> Task description:
Repeat all the material exactly; pictures stay out of your copy.

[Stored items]

++++++++

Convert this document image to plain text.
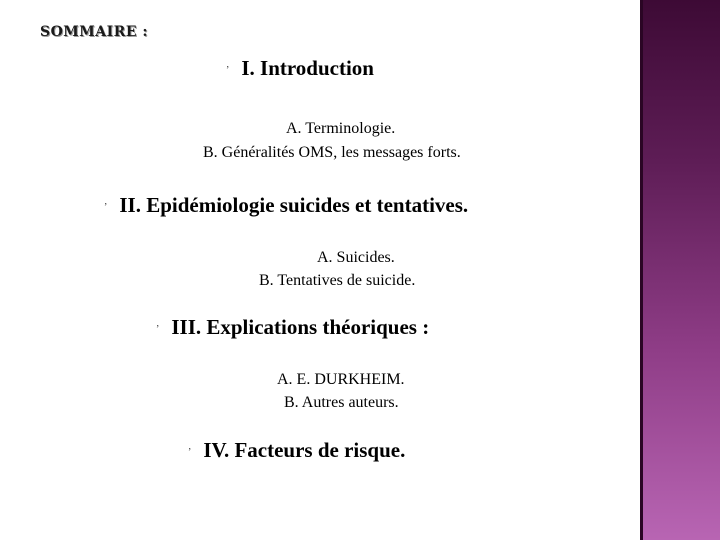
SOMMAIRE :
ʼ I. Introduction
A. Terminologie.
B. Généralités OMS, les messages forts.
ʼ II. Epidémiologie suicides et tentatives.
A. Suicides.
B. Tentatives de suicide.
ʼ III. Explications théoriques :
A. E. DURKHEIM.
B. Autres auteurs.
ʼ IV. Facteurs de risque.
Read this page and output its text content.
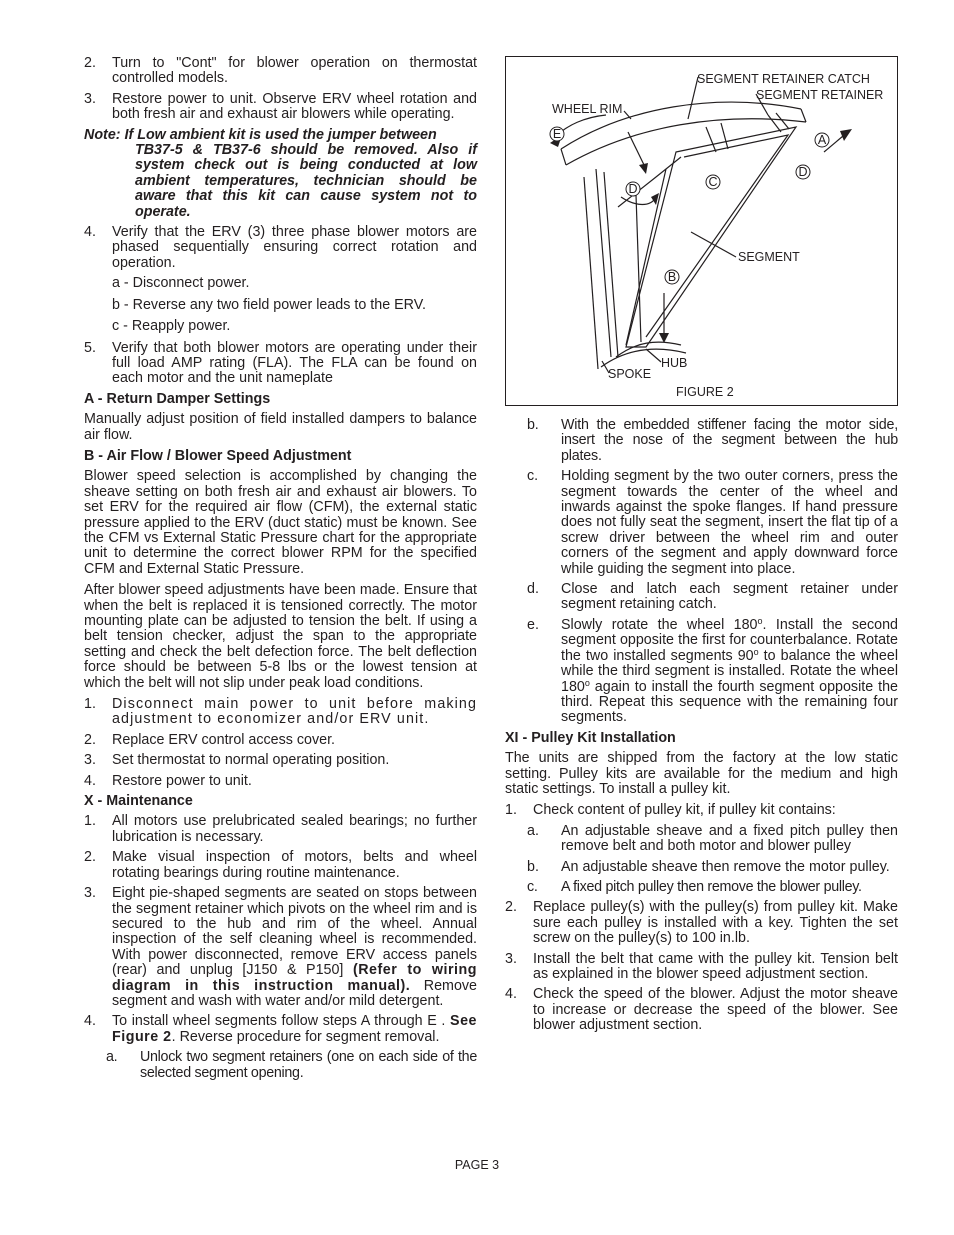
2. Turn to "Cont" for blower operation on thermostat controlled models.
3. Restore power to unit. Observe ERV wheel rotation and both fresh air and exhaust air blowers while operating.
Note: If Low ambient kit is used the jumper between
TB37-5 & TB37-6 should be removed. Also if system check out is being conducted at low ambient temperatures, technician should be aware that this kit can cause system not to operate.
4. Verify that the ERV (3) three phase blower motors are phased sequentially ensuring correct rotation and operation.
a - Disconnect power.
b - Reverse any two field power leads to the ERV.
c - Reapply power.
5. Verify that both blower motors are operating under their full load AMP rating (FLA). The FLA can be found on each motor and the unit nameplate
A - Return Damper Settings

Manually adjust position of field installed dampers to balance air flow.

B - Air Flow / Blower Speed Adjustment

Blower speed selection is accomplished by changing the sheave setting on both fresh air and exhaust air blowers. To set ERV for the required air flow (CFM), the external static pressure applied to the ERV (duct static) must be known. See the CFM vs External Static Pressure chart for the appropriate unit to determine the correct blower RPM for the specified CFM and External Static Pressure.

After blower speed adjustments have been made. Ensure that when the belt is replaced it is tensioned correctly. The motor mounting plate can be adjusted to tension the belt. If using a belt tension checker, adjust the span to the appropriate setting and check the belt defection force. The belt deflection force should be between 5-8 lbs or the lowest tension at which the belt will not slip under peak load conditions.

1. Disconnect main power to unit before making adjustment to economizer and/or ERV unit.
2. Replace ERV control access cover.
3. Set thermostat to normal operating position.
4. Restore power to unit.
X - Maintenance
1. All motors use prelubricated sealed bearings; no further lubrication is necessary.
2. Make visual inspection of motors, belts and wheel rotating bearings during routine maintenance.
3. Eight pie-shaped segments are seated on stops between the segment retainer which pivots on the wheel rim and is secured to the hub and rim of the wheel. Annual inspection of the self cleaning wheel is recommended. With power disconnected, remove ERV access panels (rear) and unplug [J150 & P150] (Refer to wiring diagram in this instruction manual). Remove segment and wash with water and/or mild detergent.
4. To install wheel segments follow steps A through E . See Figure 2. Reverse procedure for segment removal.
a. Unlock two segment retainers (one on each side of the selected segment opening.
E	A
D	C
D
B
SEGMENT RETAINER CATCH
SEGMENT RETAINER
WHEEL RIM
SEGMENT
HUB
SPOKE
FIGURE 2
b. With the embedded stiffener facing the motor side, insert the nose of the segment between the hub plates.
c. Holding segment by the two outer corners, press the segment towards the center of the wheel and inwards against the spoke flanges. If hand pressure does not fully seat the segment, insert the flat tip of a screw driver between the wheel rim and outer corners of the segment and apply downward force while guiding the segment into place.
d. Close and latch each segment retainer under segment retaining catch.
e. Slowly rotate the wheel 180$^o$. Install the second segment opposite the first for counterbalance. Rotate the two installed segments 90$^o$ to balance the wheel while the third segment is installed. Rotate the wheel 180$^o$ again to install the fourth segment opposite the third. Repeat this sequence with the remaining four segments.
XI - Pulley Kit Installation

The units are shipped from the factory at the low static setting. Pulley kits are available for the medium and high static settings. To install a pulley kit.

1. Check content of pulley kit, if pulley kit contains:
a. An adjustable sheave and a fixed pitch pulley then remove belt and both motor and blower pulley
b. An adjustable sheave then remove the motor pulley.
c. A fixed pitch pulley then remove the blower pulley.
2. Replace pulley(s) with the pulley(s) from pulley kit. Make sure each pulley is installed with a key. Tighten the set screw on the pulley(s) to 100 in.lb.
3. Install the belt that came with the pulley kit. Tension belt as explained in the blower speed adjustment section.
4. Check the speed of the blower. Adjust the motor sheave to increase or decrease the speed of the blower. See blower adjustment section.
PAGE 3
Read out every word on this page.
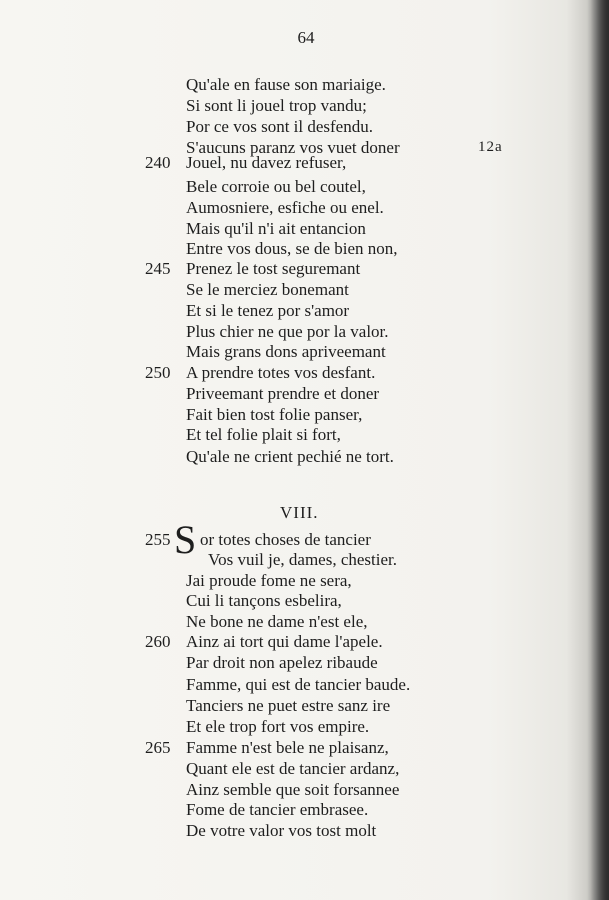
64
12a
240
245
250
255
260
265
Qu'ale en fause son mariaige.
Si sont li jouel trop vandu;
Por ce vos sont il desfendu.
S'aucuns paranz vos vuet doner
Jouel, nu davez refuser,
Bele corroie ou bel coutel,
Aumosniere, esfiche ou enel.
Mais qu'il n'i ait entancion
Entre vos dous, se de bien non,
Prenez le tost seguremant
Se le merciez bonemant
Et si le tenez por s'amor
Plus chier ne que por la valor.
Mais grans dons apriveemant
A prendre totes vos desfant.
Priveemant prendre et doner
Fait bien tost folie panser,
Et tel folie plait si fort,
Qu'ale ne crient pechié ne tort.
VIII.
S or totes choses de tancier
Vos vuil je, dames, chestier.
Jai proude fome ne sera,
Cui li tançons esbelira,
Ne bone ne dame n'est ele,
Ainz ai tort qui dame l'apele.
Par droit non apelez ribaude
Famme, qui est de tancier baude.
Tanciers ne puet estre sanz ire
Et ele trop fort vos empire.
Famme n'est bele ne plaisanz,
Quant ele est de tancier ardanz,
Ainz semble que soit forsannee
Fome de tancier embrasee.
De votre valor vos tost molt
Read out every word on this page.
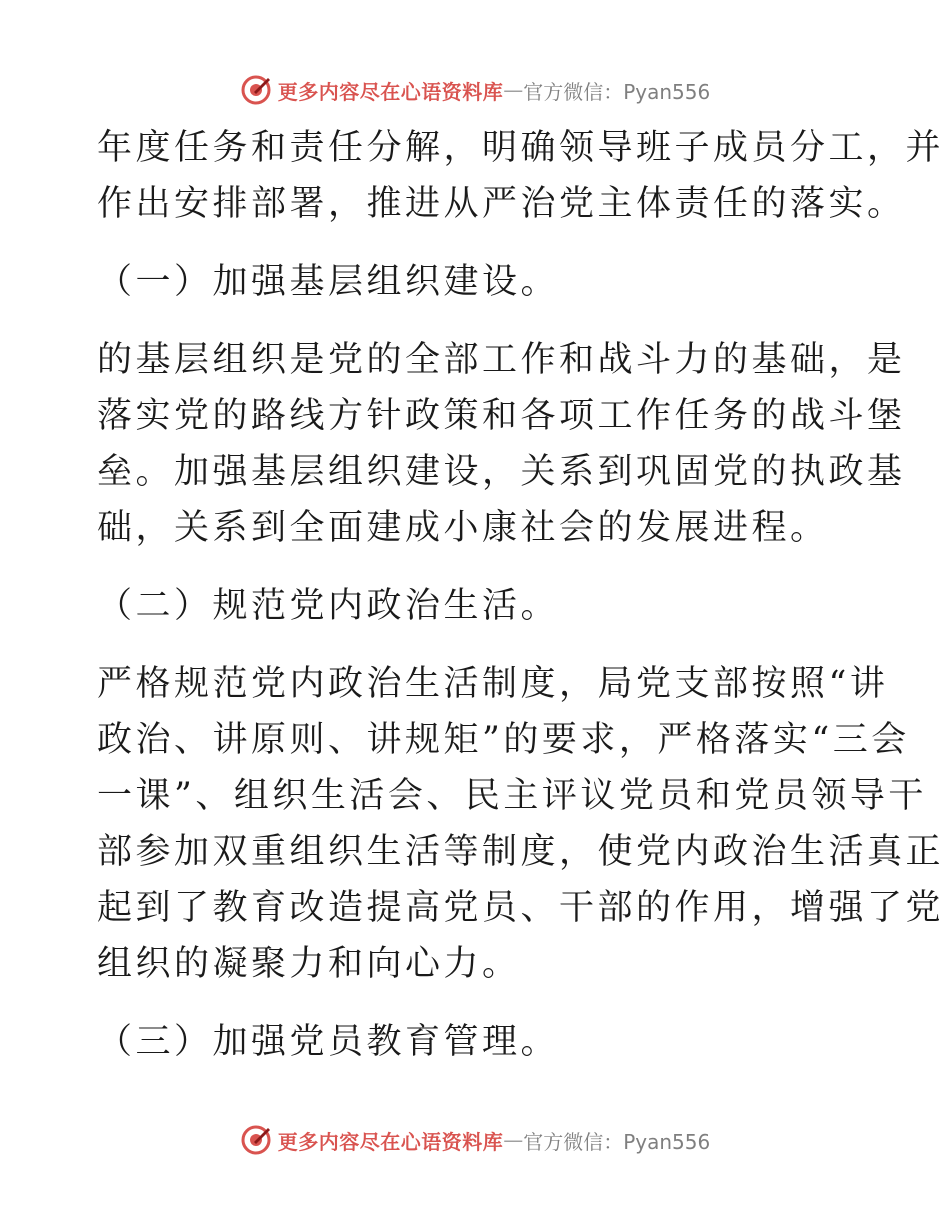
更多内容尽在心语资料库 — 官方微信：Pyan556

年度任务和责任分解，明确领导班子成员分工，并

作出安排部署，推进从严治党主体责任的落实。

（一）加强基层组织建设。

的基层组织是党的全部工作和战斗力的基础，是

落实党的路线方针政策和各项工作任务的战斗堡

垒。加强基层组织建设，关系到巩固党的执政基

础，关系到全面建成小康社会的发展进程。

（二）规范党内政治生活。

严格规范党内政治生活制度，局党支部按照“讲

政治、讲原则、讲规矩”的要求，严格落实“三会

一课”、组织生活会、民主评议党员和党员领导干

部参加双重组织生活等制度，使党内政治生活真正

起到了教育改造提高党员、干部的作用，增强了党

组织的凝聚力和向心力。

（三）加强党员教育管理。

更多内容尽在心语资料库 — 官方微信：Pyan556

++++++++

> Solution for this problem:
Convert this document image to plain text.
SOMMAIRE :
ʼ I. Introduction
A. Terminologie.
B. Généralités OMS, les messages forts.
ʼ II. Epidémiologie suicides et tentatives.
A. Suicides.
B. Tentatives de suicide.
ʼ III. Explications théoriques :
A. E. DURKHEIM.
B. Autres auteurs.
ʼ IV. Facteurs de risque.
Read this page and output its text content.
2. Turn to "Cont" for blower operation on thermostat controlled models.
3. Restore power to unit. Observe ERV wheel rotation and both fresh air and exhaust air blowers while operating.
Note: If Low ambient kit is used the jumper between
TB37-5 & TB37-6 should be removed. Also if system check out is being conducted at low ambient temperatures, technician should be aware that this kit can cause system not to operate.
4. Verify that the ERV (3) three phase blower motors are phased sequentially ensuring correct rotation and operation.
a - Disconnect power.
b - Reverse any two field power leads to the ERV.
c - Reapply power.
5. Verify that both blower motors are operating under their full load AMP rating (FLA). The FLA can be found on each motor and the unit nameplate
A - Return Damper Settings

Manually adjust position of field installed dampers to balance air flow.

B - Air Flow / Blower Speed Adjustment

Blower speed selection is accomplished by changing the sheave setting on both fresh air and exhaust air blowers. To set ERV for the required air flow (CFM), the external static pressure applied to the ERV (duct static) must be known. See the CFM vs External Static Pressure chart for the appropriate unit to determine the correct blower RPM for the specified CFM and External Static Pressure.

After blower speed adjustments have been made. Ensure that when the belt is replaced it is tensioned correctly. The motor mounting plate can be adjusted to tension the belt. If using a belt tension checker, adjust the span to the appropriate setting and check the belt defection force. The belt deflection force should be between 5-8 lbs or the lowest tension at which the belt will not slip under peak load conditions.

1. Disconnect main power to unit before making adjustment to economizer and/or ERV unit.
2. Replace ERV control access cover.
3. Set thermostat to normal operating position.
4. Restore power to unit.
X - Maintenance
1. All motors use prelubricated sealed bearings; no further lubrication is necessary.
2. Make visual inspection of motors, belts and wheel rotating bearings during routine maintenance.
3. Eight pie-shaped segments are seated on stops between the segment retainer which pivots on the wheel rim and is secured to the hub and rim of the wheel. Annual inspection of the self cleaning wheel is recommended. With power disconnected, remove ERV access panels (rear) and unplug [J150 & P150] (Refer to wiring diagram in this instruction manual). Remove segment and wash with water and/or mild detergent.
4. To install wheel segments follow steps A through E . See Figure 2. Reverse procedure for segment removal.
a. Unlock two segment retainers (one on each side of the selected segment opening.
E	A
D	C
D
B
SEGMENT RETAINER CATCH
SEGMENT RETAINER
WHEEL RIM
SEGMENT
HUB
SPOKE
FIGURE 2
b. With the embedded stiffener facing the motor side, insert the nose of the segment between the hub plates.
c. Holding segment by the two outer corners, press the segment towards the center of the wheel and inwards against the spoke flanges. If hand pressure does not fully seat the segment, insert the flat tip of a screw driver between the wheel rim and outer corners of the segment and apply downward force while guiding the segment into place.
d. Close and latch each segment retainer under segment retaining catch.
e. Slowly rotate the wheel 180$^o$. Install the second segment opposite the first for counterbalance. Rotate the two installed segments 90$^o$ to balance the wheel while the third segment is installed. Rotate the wheel 180$^o$ again to install the fourth segment opposite the third. Repeat this sequence with the remaining four segments.
XI - Pulley Kit Installation

The units are shipped from the factory at the low static setting. Pulley kits are available for the medium and high static settings. To install a pulley kit.

1. Check content of pulley kit, if pulley kit contains:
a. An adjustable sheave and a fixed pitch pulley then remove belt and both motor and blower pulley
b. An adjustable sheave then remove the motor pulley.
c. A fixed pitch pulley then remove the blower pulley.
2. Replace pulley(s) with the pulley(s) from pulley kit. Make sure each pulley is installed with a key. Tighten the set screw on the pulley(s) to 100 in.lb.
3. Install the belt that came with the pulley kit. Tension belt as explained in the blower speed adjustment section.
4. Check the speed of the blower. Adjust the motor sheave to increase or decrease the speed of the blower. See blower adjustment section.
PAGE 3
Read out every word on this page.
64
12a
240
245
250
255
260
265
Qu'ale en fause son mariaige.
Si sont li jouel trop vandu;
Por ce vos sont il desfendu.
S'aucuns paranz vos vuet doner
Jouel, nu davez refuser,
Bele corroie ou bel coutel,
Aumosniere, esfiche ou enel.
Mais qu'il n'i ait entancion
Entre vos dous, se de bien non,
Prenez le tost seguremant
Se le merciez bonemant
Et si le tenez por s'amor
Plus chier ne que por la valor.
Mais grans dons apriveemant
A prendre totes vos desfant.
Priveemant prendre et doner
Fait bien tost folie panser,
Et tel folie plait si fort,
Qu'ale ne crient pechié ne tort.
VIII.
S or totes choses de tancier
Vos vuil je, dames, chestier.
Jai proude fome ne sera,
Cui li tançons esbelira,
Ne bone ne dame n'est ele,
Ainz ai tort qui dame l'apele.
Par droit non apelez ribaude
Famme, qui est de tancier baude.
Tanciers ne puet estre sanz ire
Et ele trop fort vos empire.
Famme n'est bele ne plaisanz,
Quant ele est de tancier ardanz,
Ainz semble que soit forsannee
Fome de tancier embrasee.
De votre valor vos tost molt
Read out every word on this page.
更多内容尽在心语资料库 — 官方微信：Pyan556

年度任务和责任分解，明确领导班子成员分工，并

作出安排部署，推进从严治党主体责任的落实。

（一）加强基层组织建设。

的基层组织是党的全部工作和战斗力的基础，是

落实党的路线方针政策和各项工作任务的战斗堡

垒。加强基层组织建设，关系到巩固党的执政基

础，关系到全面建成小康社会的发展进程。

（二）规范党内政治生活。

严格规范党内政治生活制度，局党支部按照“讲

政治、讲原则、讲规矩”的要求，严格落实“三会

一课”、组织生活会、民主评议党员和党员领导干

部参加双重组织生活等制度，使党内政治生活真正

起到了教育改造提高党员、干部的作用，增强了党

组织的凝聚力和向心力。

（三）加强党员教育管理。

更多内容尽在心语资料库 — 官方微信：Pyan556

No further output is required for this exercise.